## The problem:
Would you return all of this data exactly, leaving nothing out?

(Collection entries)
• • • • •
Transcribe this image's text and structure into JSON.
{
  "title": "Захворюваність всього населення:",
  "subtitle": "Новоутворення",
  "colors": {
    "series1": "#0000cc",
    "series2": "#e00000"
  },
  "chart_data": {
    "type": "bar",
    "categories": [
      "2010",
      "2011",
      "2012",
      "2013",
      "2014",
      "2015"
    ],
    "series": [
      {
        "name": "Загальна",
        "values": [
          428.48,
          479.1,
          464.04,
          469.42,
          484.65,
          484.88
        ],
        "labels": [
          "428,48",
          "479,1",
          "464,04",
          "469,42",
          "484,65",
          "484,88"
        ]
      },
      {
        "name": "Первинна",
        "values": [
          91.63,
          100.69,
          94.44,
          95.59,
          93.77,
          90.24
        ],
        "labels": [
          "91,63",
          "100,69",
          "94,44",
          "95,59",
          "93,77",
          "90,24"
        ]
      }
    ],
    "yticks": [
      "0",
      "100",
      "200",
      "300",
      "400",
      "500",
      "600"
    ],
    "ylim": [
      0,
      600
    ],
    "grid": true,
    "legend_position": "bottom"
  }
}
• • • • •
## Complete response:
Transcribe this image's text and structure into JSON.
{
  "title": "Захворюваність всього населення:",
  "subtitle": "Новоутворення",
  "colors": {
    "series1": "#0000cc",
    "series2": "#e00000"
  },
  "chart_data": {
    "type": "bar",
    "categories": [
      "2010",
      "2011",
      "2012",
      "2013",
      "2014",
      "2015"
    ],
    "series": [
      {
        "name": "Загальна",
        "values": [
          428.48,
          479.1,
          464.04,
          469.42,
          484.65,
          484.88
        ],
        "labels": [
          "428,48",
          "479,1",
          "464,04",
          "469,42",
          "484,65",
          "484,88"
        ]
      },
      {
        "name": "Первинна",
        "values": [
          91.63,
          100.69,
          94.44,
          95.59,
          93.77,
          90.24
        ],
        "labels": [
          "91,63",
          "100,69",
          "94,44",
          "95,59",
          "93,77",
          "90,24"
        ]
      }
    ],
    "yticks": [
      "0",
      "100",
      "200",
      "300",
      "400",
      "500",
      "600"
    ],
    "ylim": [
      0,
      600
    ],
    "grid": true,
    "legend_position": "bottom"
  }
}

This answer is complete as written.